**YOUR GOAL:**
Extract all records. Keep each one exact.

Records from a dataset
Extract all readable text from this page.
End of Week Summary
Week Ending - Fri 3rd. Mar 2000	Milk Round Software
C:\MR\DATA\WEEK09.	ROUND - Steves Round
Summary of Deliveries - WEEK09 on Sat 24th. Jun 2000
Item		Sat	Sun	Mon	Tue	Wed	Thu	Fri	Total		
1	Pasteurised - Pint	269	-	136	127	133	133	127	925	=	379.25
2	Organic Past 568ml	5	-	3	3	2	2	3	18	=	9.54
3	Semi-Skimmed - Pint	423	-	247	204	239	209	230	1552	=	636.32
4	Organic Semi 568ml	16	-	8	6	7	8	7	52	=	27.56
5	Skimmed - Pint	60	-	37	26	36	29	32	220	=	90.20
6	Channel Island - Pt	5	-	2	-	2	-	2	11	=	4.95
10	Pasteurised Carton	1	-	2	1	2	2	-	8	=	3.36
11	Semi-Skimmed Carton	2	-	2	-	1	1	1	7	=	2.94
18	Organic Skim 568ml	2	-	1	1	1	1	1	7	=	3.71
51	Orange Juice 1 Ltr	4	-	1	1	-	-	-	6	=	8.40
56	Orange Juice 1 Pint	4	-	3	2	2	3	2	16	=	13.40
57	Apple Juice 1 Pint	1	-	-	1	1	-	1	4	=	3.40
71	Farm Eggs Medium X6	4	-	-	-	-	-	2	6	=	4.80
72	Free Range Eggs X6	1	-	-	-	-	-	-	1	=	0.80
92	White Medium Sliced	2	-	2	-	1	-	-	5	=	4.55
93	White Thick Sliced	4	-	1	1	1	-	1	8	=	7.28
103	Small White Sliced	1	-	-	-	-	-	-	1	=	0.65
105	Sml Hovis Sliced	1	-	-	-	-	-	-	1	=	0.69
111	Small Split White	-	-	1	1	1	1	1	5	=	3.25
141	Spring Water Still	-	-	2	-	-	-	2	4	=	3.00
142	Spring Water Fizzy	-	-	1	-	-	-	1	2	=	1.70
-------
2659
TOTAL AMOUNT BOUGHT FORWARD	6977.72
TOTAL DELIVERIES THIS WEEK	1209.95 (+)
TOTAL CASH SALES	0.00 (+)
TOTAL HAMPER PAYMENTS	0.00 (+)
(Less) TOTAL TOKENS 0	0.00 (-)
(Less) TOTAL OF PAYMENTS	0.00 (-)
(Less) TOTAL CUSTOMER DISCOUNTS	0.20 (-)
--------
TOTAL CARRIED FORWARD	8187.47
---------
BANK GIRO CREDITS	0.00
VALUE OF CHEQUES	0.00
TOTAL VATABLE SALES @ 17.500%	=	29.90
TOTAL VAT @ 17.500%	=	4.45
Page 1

**ANSWER IN FULL:**
Extract all readable text from this page.
End of Week Summary
Week Ending - Fri 3rd. Mar 2000	Milk Round Software
C:\MR\DATA\WEEK09.	ROUND - Steves Round
Summary of Deliveries - WEEK09 on Sat 24th. Jun 2000
Item		Sat	Sun	Mon	Tue	Wed	Thu	Fri	Total		
1	Pasteurised - Pint	269	-	136	127	133	133	127	925	=	379.25
2	Organic Past 568ml	5	-	3	3	2	2	3	18	=	9.54
3	Semi-Skimmed - Pint	423	-	247	204	239	209	230	1552	=	636.32
4	Organic Semi 568ml	16	-	8	6	7	8	7	52	=	27.56
5	Skimmed - Pint	60	-	37	26	36	29	32	220	=	90.20
6	Channel Island - Pt	5	-	2	-	2	-	2	11	=	4.95
10	Pasteurised Carton	1	-	2	1	2	2	-	8	=	3.36
11	Semi-Skimmed Carton	2	-	2	-	1	1	1	7	=	2.94
18	Organic Skim 568ml	2	-	1	1	1	1	1	7	=	3.71
51	Orange Juice 1 Ltr	4	-	1	1	-	-	-	6	=	8.40
56	Orange Juice 1 Pint	4	-	3	2	2	3	2	16	=	13.40
57	Apple Juice 1 Pint	1	-	-	1	1	-	1	4	=	3.40
71	Farm Eggs Medium X6	4	-	-	-	-	-	2	6	=	4.80
72	Free Range Eggs X6	1	-	-	-	-	-	-	1	=	0.80
92	White Medium Sliced	2	-	2	-	1	-	-	5	=	4.55
93	White Thick Sliced	4	-	1	1	1	-	1	8	=	7.28
103	Small White Sliced	1	-	-	-	-	-	-	1	=	0.65
105	Sml Hovis Sliced	1	-	-	-	-	-	-	1	=	0.69
111	Small Split White	-	-	1	1	1	1	1	5	=	3.25
141	Spring Water Still	-	-	2	-	-	-	2	4	=	3.00
142	Spring Water Fizzy	-	-	1	-	-	-	1	2	=	1.70
-------
2659
TOTAL AMOUNT BOUGHT FORWARD	6977.72
TOTAL DELIVERIES THIS WEEK	1209.95 (+)
TOTAL CASH SALES	0.00 (+)
TOTAL HAMPER PAYMENTS	0.00 (+)
(Less) TOTAL TOKENS 0	0.00 (-)
(Less) TOTAL OF PAYMENTS	0.00 (-)
(Less) TOTAL CUSTOMER DISCOUNTS	0.20 (-)
--------
TOTAL CARRIED FORWARD	8187.47
---------
BANK GIRO CREDITS	0.00
VALUE OF CHEQUES	0.00
TOTAL VATABLE SALES @ 17.500%	=	29.90
TOTAL VAT @ 17.500%	=	4.45
Page 1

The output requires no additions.